Exercise details — Set down every entry again word for word, please, but skip the pictures.
**** Data to use
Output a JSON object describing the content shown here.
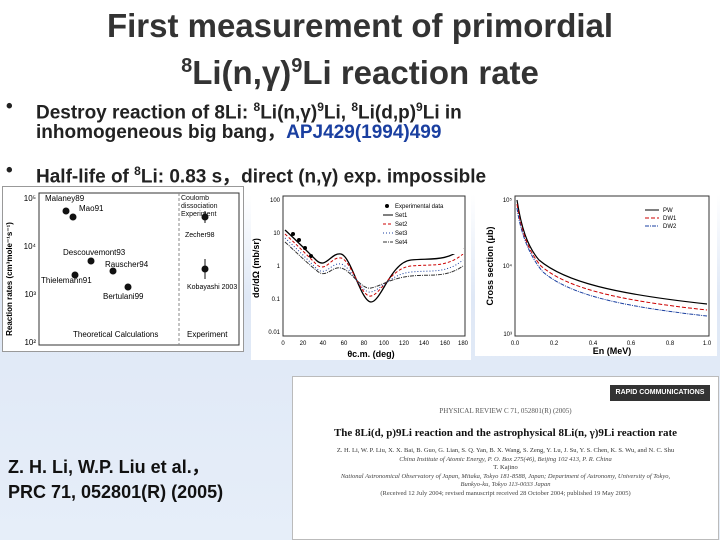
{
  "slide": {
    "title_line1": "First measurement of primordial",
    "title_pre": "8",
    "title_line2": "Li(n,γ)",
    "title_sup2": "9",
    "title_line2b": "Li reaction rate"
  },
  "bullets": {
    "b1_a": "Destroy reaction of 8Li: ",
    "b1_sup1": "8",
    "b1_b": "Li(n,γ)",
    "b1_sup2": "9",
    "b1_c": "Li, ",
    "b1_sup3": "8",
    "b1_d": "Li(d,p)",
    "b1_sup4": "9",
    "b1_e": "Li in",
    "b1_line2": "inhomogeneous big bang，",
    "b1_ref": "APJ429(1994)499",
    "b2_a": "Half-life of ",
    "b2_sup": "8",
    "b2_b": "Li:  0.83 s，direct (n,γ) exp. impossible"
  },
  "fig_left": {
    "ylabel": "Reaction rates (cm³mole⁻¹s⁻¹)",
    "yticks": [
      "10⁵",
      "10⁴",
      "10³",
      "10²"
    ],
    "labels": [
      "Malaney89",
      "Mao91",
      "Descouvemont93",
      "Rauscher94",
      "Thielemann91",
      "Bertulani99",
      "Zecher98",
      "Kobayashi 2003",
      "Coulomb dissociation Experiment",
      "Theoretical Calculations",
      "Experiment"
    ]
  },
  "fig_mid": {
    "ylabel": "dσ/dΩ (mb/sr)",
    "xlabel": "θc.m. (deg)",
    "yticks": [
      "100",
      "10",
      "1",
      "0.1",
      "0.01"
    ],
    "xticks": [
      "0",
      "20",
      "40",
      "60",
      "80",
      "100",
      "120",
      "140",
      "160",
      "180"
    ],
    "legend": [
      "Experimental data",
      "Set1",
      "Set2",
      "Set3",
      "Set4"
    ]
  },
  "fig_right": {
    "ylabel": "Cross section (μb)",
    "xlabel": "En (MeV)",
    "yticks": [
      "10⁵",
      "10⁴",
      "10³"
    ],
    "xticks": [
      "0.0",
      "0.2",
      "0.4",
      "0.6",
      "0.8",
      "1.0"
    ],
    "legend": [
      "PW",
      "DW1",
      "DW2"
    ]
  },
  "citation": {
    "line1": "Z. H. Li, W.P. Liu et al.，",
    "line2": "PRC 71, 052801(R) (2005)"
  },
  "paper": {
    "header": "RAPID COMMUNICATIONS",
    "journal": "PHYSICAL REVIEW C 71, 052801(R) (2005)",
    "title": "The 8Li(d, p)9Li reaction and the astrophysical 8Li(n, γ)9Li reaction rate",
    "authors": "Z. H. Li, W. P. Liu, X. X. Bai, B. Guo, G. Lian, S. Q. Yan, B. X. Wang, S. Zeng, Y. Lu, J. Su, Y. S. Chen, K. S. Wu, and N. C. Shu",
    "affil1": "China Institute of Atomic Energy, P. O. Box 275(46), Beijing 102 413, P. R. China",
    "author2": "T. Kajino",
    "affil2": "National Astronomical Observatory of Japan, Mitaka, Tokyo 181-8588, Japan; Department of Astronomy, University of Tokyo, Bunkyo-ku, Tokyo 113-0033 Japan",
    "dates": "(Received 12 July 2004; revised manuscript received 28 October 2004; published 19 May 2005)"
  }
}
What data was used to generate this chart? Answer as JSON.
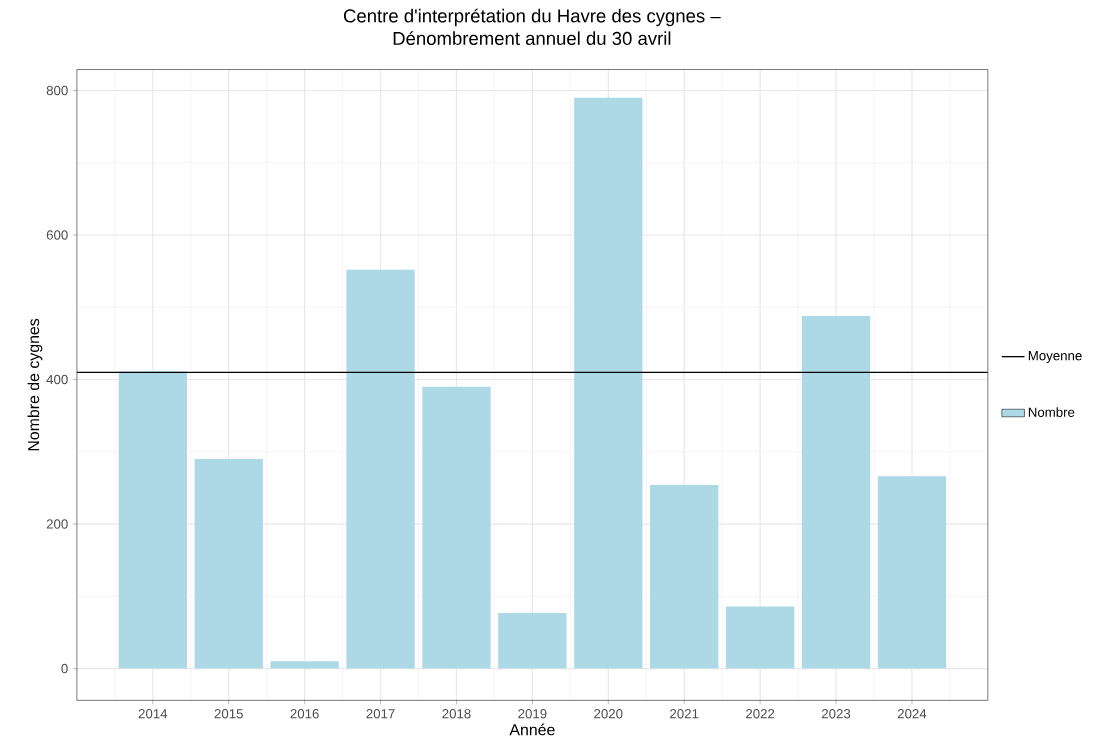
{
  "chart_data": {
    "type": "bar",
    "title": "Centre d'interprétation du Havre des cygnes –\nDénombrement annuel du 30 avril",
    "xlabel": "Année",
    "ylabel": "Nombre de cygnes",
    "categories": [
      "2014",
      "2015",
      "2016",
      "2017",
      "2018",
      "2019",
      "2020",
      "2021",
      "2022",
      "2023",
      "2024"
    ],
    "series": [
      {
        "name": "Nombre",
        "color": "#add8e6",
        "values": [
          411,
          290,
          10,
          552,
          390,
          77,
          790,
          254,
          86,
          488,
          266
        ]
      }
    ],
    "ylim": [
      -44,
      829
    ],
    "yticks": [
      0,
      200,
      400,
      600,
      800
    ],
    "ref_lines": [
      {
        "axis": "y",
        "value": 410,
        "label": "Moyenne",
        "color": "#000000",
        "line_style": "solid"
      }
    ],
    "grid": true,
    "legend": "right"
  }
}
********
Exercise result —
Output a JSON object describing the content shown here.
{
  "slide": {
    "title_line1": "First measurement of primordial",
    "title_pre": "8",
    "title_line2": "Li(n,γ)",
    "title_sup2": "9",
    "title_line2b": "Li reaction rate"
  },
  "bullets": {
    "b1_a": "Destroy reaction of 8Li: ",
    "b1_sup1": "8",
    "b1_b": "Li(n,γ)",
    "b1_sup2": "9",
    "b1_c": "Li, ",
    "b1_sup3": "8",
    "b1_d": "Li(d,p)",
    "b1_sup4": "9",
    "b1_e": "Li in",
    "b1_line2": "inhomogeneous big bang，",
    "b1_ref": "APJ429(1994)499",
    "b2_a": "Half-life of ",
    "b2_sup": "8",
    "b2_b": "Li:  0.83 s，direct (n,γ) exp. impossible"
  },
  "fig_left": {
    "ylabel": "Reaction rates (cm³mole⁻¹s⁻¹)",
    "yticks": [
      "10⁵",
      "10⁴",
      "10³",
      "10²"
    ],
    "labels": [
      "Malaney89",
      "Mao91",
      "Descouvemont93",
      "Rauscher94",
      "Thielemann91",
      "Bertulani99",
      "Zecher98",
      "Kobayashi 2003",
      "Coulomb dissociation Experiment",
      "Theoretical Calculations",
      "Experiment"
    ]
  },
  "fig_mid": {
    "ylabel": "dσ/dΩ (mb/sr)",
    "xlabel": "θc.m. (deg)",
    "yticks": [
      "100",
      "10",
      "1",
      "0.1",
      "0.01"
    ],
    "xticks": [
      "0",
      "20",
      "40",
      "60",
      "80",
      "100",
      "120",
      "140",
      "160",
      "180"
    ],
    "legend": [
      "Experimental data",
      "Set1",
      "Set2",
      "Set3",
      "Set4"
    ]
  },
  "fig_right": {
    "ylabel": "Cross section (μb)",
    "xlabel": "En (MeV)",
    "yticks": [
      "10⁵",
      "10⁴",
      "10³"
    ],
    "xticks": [
      "0.0",
      "0.2",
      "0.4",
      "0.6",
      "0.8",
      "1.0"
    ],
    "legend": [
      "PW",
      "DW1",
      "DW2"
    ]
  },
  "citation": {
    "line1": "Z. H. Li, W.P. Liu et al.，",
    "line2": "PRC 71, 052801(R) (2005)"
  },
  "paper": {
    "header": "RAPID COMMUNICATIONS",
    "journal": "PHYSICAL REVIEW C 71, 052801(R) (2005)",
    "title": "The 8Li(d, p)9Li reaction and the astrophysical 8Li(n, γ)9Li reaction rate",
    "authors": "Z. H. Li, W. P. Liu, X. X. Bai, B. Guo, G. Lian, S. Q. Yan, B. X. Wang, S. Zeng, Y. Lu, J. Su, Y. S. Chen, K. S. Wu, and N. C. Shu",
    "affil1": "China Institute of Atomic Energy, P. O. Box 275(46), Beijing 102 413, P. R. China",
    "author2": "T. Kajino",
    "affil2": "National Astronomical Observatory of Japan, Mitaka, Tokyo 181-8588, Japan; Department of Astronomy, University of Tokyo, Bunkyo-ku, Tokyo 113-0033 Japan",
    "dates": "(Received 12 July 2004; revised manuscript received 28 October 2004; published 19 May 2005)"
  }
}
What data was used to generate this chart? Answer as JSON.
{
  "chart_data": {
    "type": "bar",
    "title": "Centre d'interprétation du Havre des cygnes –\nDénombrement annuel du 30 avril",
    "xlabel": "Année",
    "ylabel": "Nombre de cygnes",
    "categories": [
      "2014",
      "2015",
      "2016",
      "2017",
      "2018",
      "2019",
      "2020",
      "2021",
      "2022",
      "2023",
      "2024"
    ],
    "series": [
      {
        "name": "Nombre",
        "color": "#add8e6",
        "values": [
          411,
          290,
          10,
          552,
          390,
          77,
          790,
          254,
          86,
          488,
          266
        ]
      }
    ],
    "ylim": [
      -44,
      829
    ],
    "yticks": [
      0,
      200,
      400,
      600,
      800
    ],
    "ref_lines": [
      {
        "axis": "y",
        "value": 410,
        "label": "Moyenne",
        "color": "#000000",
        "line_style": "solid"
      }
    ],
    "grid": true,
    "legend": "right"
  }
}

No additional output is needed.